━━ Data provided ━━

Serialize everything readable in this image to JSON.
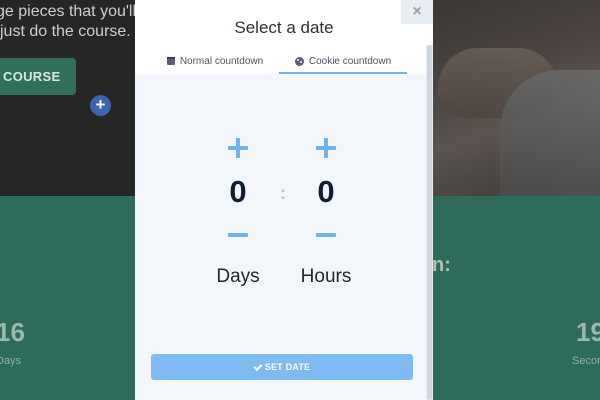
{
  "background": {
    "hero_text": "ge pieces that you'll m\njust do the course.",
    "hero_line1": "ge pieces that you'll m",
    "hero_line2": "just do the course.",
    "course_button_label": "COURSE",
    "plus_icon_glyph": "+",
    "teal_colon_text": "n:",
    "left_number": "16",
    "left_unit": "Days",
    "right_number": "19",
    "right_unit": "Secon"
  },
  "modal": {
    "title": "Select a date",
    "close_glyph": "×",
    "tabs": [
      {
        "label": "Normal countdown",
        "icon": "calendar-icon",
        "active": false
      },
      {
        "label": "Cookie countdown",
        "icon": "cookie-icon",
        "active": true
      }
    ],
    "counters": {
      "days": {
        "value": "0",
        "unit": "Days"
      },
      "separator": ":",
      "hours": {
        "value": "0",
        "unit": "Hours"
      }
    },
    "submit_label": "SET DATE"
  },
  "colors": {
    "accent": "#6fb3ee",
    "button": "#7dbbf0",
    "teal": "#2f6b5b",
    "modal_bg": "#f3f7fb"
  }
}
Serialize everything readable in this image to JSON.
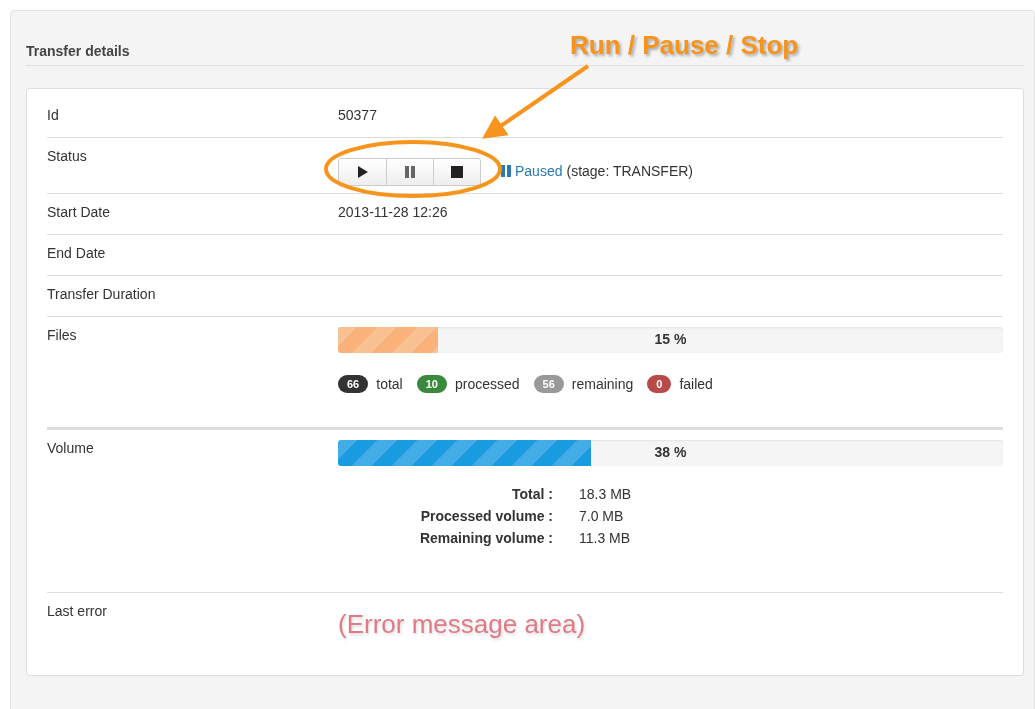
{
  "panel": {
    "title": "Transfer details"
  },
  "annotation": {
    "text": "Run / Pause / Stop"
  },
  "rows": [
    {
      "kind": "text",
      "label": "Id",
      "value": "50377"
    },
    {
      "kind": "status",
      "label": "Status",
      "controls": [
        {
          "kind": "play"
        },
        {
          "kind": "pause"
        },
        {
          "kind": "stop"
        }
      ],
      "state": "Paused",
      "detail": "(stage: TRANSFER)"
    },
    {
      "kind": "text",
      "label": "Start Date",
      "value": "2013-11-28 12:26"
    },
    {
      "kind": "text",
      "label": "End Date"
    },
    {
      "kind": "text",
      "label": "Transfer Duration"
    },
    {
      "kind": "files",
      "label": "Files",
      "level": 0.15,
      "reading": "15 %",
      "color": "#f8b27a",
      "counts": [
        {
          "count": "66",
          "label": "total",
          "color": "#333333"
        },
        {
          "count": "10",
          "label": "processed",
          "color": "#3a8a3e"
        },
        {
          "count": "56",
          "label": "remaining",
          "color": "#999999"
        },
        {
          "count": "0",
          "label": "failed",
          "color": "#b94a48"
        }
      ]
    },
    {
      "kind": "volume",
      "label": "Volume",
      "level": 0.38,
      "reading": "38 %",
      "color": "#1a9ae0",
      "stats": [
        {
          "name": "Total :",
          "value": "18.3 MB"
        },
        {
          "name": "Processed volume :",
          "value": "7.0 MB"
        },
        {
          "name": "Remaining volume :",
          "value": "11.3 MB"
        }
      ]
    },
    {
      "kind": "error",
      "label": "Last error",
      "message": "(Error message area)"
    }
  ]
}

━━━

## Given instruction
Filter the records for lines holding the string "kind". Copy each one.

## The reply
      "kind": "text",
      "kind": "status",
          "kind": "play"
          "kind": "pause"
          "kind": "stop"
      "kind": "text",
      "kind": "text",
      "kind": "text",
      "kind": "files",
      "kind": "volume",
      "kind": "error",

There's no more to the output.